Given request: Could you print all the entries exactly?

Exercise materials:
○ ○ ○ ○
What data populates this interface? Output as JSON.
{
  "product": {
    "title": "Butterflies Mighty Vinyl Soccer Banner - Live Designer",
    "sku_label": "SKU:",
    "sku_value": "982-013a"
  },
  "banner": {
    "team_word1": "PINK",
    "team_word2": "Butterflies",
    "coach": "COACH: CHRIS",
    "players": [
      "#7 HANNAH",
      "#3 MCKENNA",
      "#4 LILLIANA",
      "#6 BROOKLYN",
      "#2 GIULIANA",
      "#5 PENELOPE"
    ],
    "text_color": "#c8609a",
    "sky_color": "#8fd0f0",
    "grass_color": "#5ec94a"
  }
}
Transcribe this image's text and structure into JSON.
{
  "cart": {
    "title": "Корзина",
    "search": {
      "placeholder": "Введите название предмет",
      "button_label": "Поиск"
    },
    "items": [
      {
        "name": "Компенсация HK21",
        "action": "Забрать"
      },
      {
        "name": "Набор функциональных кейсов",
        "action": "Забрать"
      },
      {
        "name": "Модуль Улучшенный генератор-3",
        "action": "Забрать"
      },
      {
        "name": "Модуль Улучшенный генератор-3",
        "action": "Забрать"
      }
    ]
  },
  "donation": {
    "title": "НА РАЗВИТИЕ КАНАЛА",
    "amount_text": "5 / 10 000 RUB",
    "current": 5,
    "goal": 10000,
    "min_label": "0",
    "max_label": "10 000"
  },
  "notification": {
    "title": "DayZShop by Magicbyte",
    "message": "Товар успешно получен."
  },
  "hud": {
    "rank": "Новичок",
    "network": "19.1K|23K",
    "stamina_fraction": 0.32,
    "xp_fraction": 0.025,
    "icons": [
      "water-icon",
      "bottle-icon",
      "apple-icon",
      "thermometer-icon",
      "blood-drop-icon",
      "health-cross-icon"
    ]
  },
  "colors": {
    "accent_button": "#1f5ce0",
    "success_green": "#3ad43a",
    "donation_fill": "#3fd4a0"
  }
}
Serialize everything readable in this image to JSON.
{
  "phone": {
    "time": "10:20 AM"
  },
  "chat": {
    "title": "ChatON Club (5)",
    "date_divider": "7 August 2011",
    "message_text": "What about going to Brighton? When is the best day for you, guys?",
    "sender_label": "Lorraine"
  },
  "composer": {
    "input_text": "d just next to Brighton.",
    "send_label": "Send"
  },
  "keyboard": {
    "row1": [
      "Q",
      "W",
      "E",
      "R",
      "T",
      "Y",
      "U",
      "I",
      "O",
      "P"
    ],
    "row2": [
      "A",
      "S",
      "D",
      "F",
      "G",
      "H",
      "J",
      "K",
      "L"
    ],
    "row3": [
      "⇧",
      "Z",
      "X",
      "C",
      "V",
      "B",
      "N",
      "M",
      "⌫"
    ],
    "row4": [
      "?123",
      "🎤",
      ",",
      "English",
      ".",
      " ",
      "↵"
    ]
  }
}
○ ○ ○ ○
Correct output:
What data populates this interface? Output as JSON.
{
  "product": {
    "title": "Butterflies Mighty Vinyl Soccer Banner - Live Designer",
    "sku_label": "SKU:",
    "sku_value": "982-013a"
  },
  "banner": {
    "team_word1": "PINK",
    "team_word2": "Butterflies",
    "coach": "COACH: CHRIS",
    "players": [
      "#7 HANNAH",
      "#3 MCKENNA",
      "#4 LILLIANA",
      "#6 BROOKLYN",
      "#2 GIULIANA",
      "#5 PENELOPE"
    ],
    "text_color": "#c8609a",
    "sky_color": "#8fd0f0",
    "grass_color": "#5ec94a"
  }
}
Transcribe this image's text and structure into JSON.
{
  "cart": {
    "title": "Корзина",
    "search": {
      "placeholder": "Введите название предмет",
      "button_label": "Поиск"
    },
    "items": [
      {
        "name": "Компенсация HK21",
        "action": "Забрать"
      },
      {
        "name": "Набор функциональных кейсов",
        "action": "Забрать"
      },
      {
        "name": "Модуль Улучшенный генератор-3",
        "action": "Забрать"
      },
      {
        "name": "Модуль Улучшенный генератор-3",
        "action": "Забрать"
      }
    ]
  },
  "donation": {
    "title": "НА РАЗВИТИЕ КАНАЛА",
    "amount_text": "5 / 10 000 RUB",
    "current": 5,
    "goal": 10000,
    "min_label": "0",
    "max_label": "10 000"
  },
  "notification": {
    "title": "DayZShop by Magicbyte",
    "message": "Товар успешно получен."
  },
  "hud": {
    "rank": "Новичок",
    "network": "19.1K|23K",
    "stamina_fraction": 0.32,
    "xp_fraction": 0.025,
    "icons": [
      "water-icon",
      "bottle-icon",
      "apple-icon",
      "thermometer-icon",
      "blood-drop-icon",
      "health-cross-icon"
    ]
  },
  "colors": {
    "accent_button": "#1f5ce0",
    "success_green": "#3ad43a",
    "donation_fill": "#3fd4a0"
  }
}
Serialize everything readable in this image to JSON.
{
  "phone": {
    "time": "10:20 AM"
  },
  "chat": {
    "title": "ChatON Club (5)",
    "date_divider": "7 August 2011",
    "message_text": "What about going to Brighton? When is the best day for you, guys?",
    "sender_label": "Lorraine"
  },
  "composer": {
    "input_text": "d just next to Brighton.",
    "send_label": "Send"
  },
  "keyboard": {
    "row1": [
      "Q",
      "W",
      "E",
      "R",
      "T",
      "Y",
      "U",
      "I",
      "O",
      "P"
    ],
    "row2": [
      "A",
      "S",
      "D",
      "F",
      "G",
      "H",
      "J",
      "K",
      "L"
    ],
    "row3": [
      "⇧",
      "Z",
      "X",
      "C",
      "V",
      "B",
      "N",
      "M",
      "⌫"
    ],
    "row4": [
      "?123",
      "🎤",
      ",",
      "English",
      ".",
      " ",
      "↵"
    ]
  }
}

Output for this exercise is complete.